Short problem:
The entries below should be output exactly as written.

Material for this exercise:
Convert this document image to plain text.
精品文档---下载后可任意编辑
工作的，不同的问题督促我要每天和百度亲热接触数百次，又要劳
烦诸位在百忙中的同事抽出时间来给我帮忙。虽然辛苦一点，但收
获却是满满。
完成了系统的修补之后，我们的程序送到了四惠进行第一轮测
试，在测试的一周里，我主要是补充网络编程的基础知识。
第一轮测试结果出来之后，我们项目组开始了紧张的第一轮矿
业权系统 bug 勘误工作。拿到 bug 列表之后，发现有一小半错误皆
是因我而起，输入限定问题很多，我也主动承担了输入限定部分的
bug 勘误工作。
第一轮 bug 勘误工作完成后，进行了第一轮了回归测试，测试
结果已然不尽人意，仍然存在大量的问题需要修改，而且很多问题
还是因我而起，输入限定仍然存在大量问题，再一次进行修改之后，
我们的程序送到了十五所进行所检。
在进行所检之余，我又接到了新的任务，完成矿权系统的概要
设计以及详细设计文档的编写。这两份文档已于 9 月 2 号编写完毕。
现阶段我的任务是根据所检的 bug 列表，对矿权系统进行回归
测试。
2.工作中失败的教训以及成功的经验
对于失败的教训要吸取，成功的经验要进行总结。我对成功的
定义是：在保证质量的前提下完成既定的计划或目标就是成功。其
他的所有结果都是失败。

Finished exercise:
Convert this document image to plain text.
精品文档---下载后可任意编辑
工作的，不同的问题督促我要每天和百度亲热接触数百次，又要劳
烦诸位在百忙中的同事抽出时间来给我帮忙。虽然辛苦一点，但收
获却是满满。
完成了系统的修补之后，我们的程序送到了四惠进行第一轮测
试，在测试的一周里，我主要是补充网络编程的基础知识。
第一轮测试结果出来之后，我们项目组开始了紧张的第一轮矿
业权系统 bug 勘误工作。拿到 bug 列表之后，发现有一小半错误皆
是因我而起，输入限定问题很多，我也主动承担了输入限定部分的
bug 勘误工作。
第一轮 bug 勘误工作完成后，进行了第一轮了回归测试，测试
结果已然不尽人意，仍然存在大量的问题需要修改，而且很多问题
还是因我而起，输入限定仍然存在大量问题，再一次进行修改之后，
我们的程序送到了十五所进行所检。
在进行所检之余，我又接到了新的任务，完成矿权系统的概要
设计以及详细设计文档的编写。这两份文档已于 9 月 2 号编写完毕。
现阶段我的任务是根据所检的 bug 列表，对矿权系统进行回归
测试。
2.工作中失败的教训以及成功的经验
对于失败的教训要吸取，成功的经验要进行总结。我对成功的
定义是：在保证质量的前提下完成既定的计划或目标就是成功。其
他的所有结果都是失败。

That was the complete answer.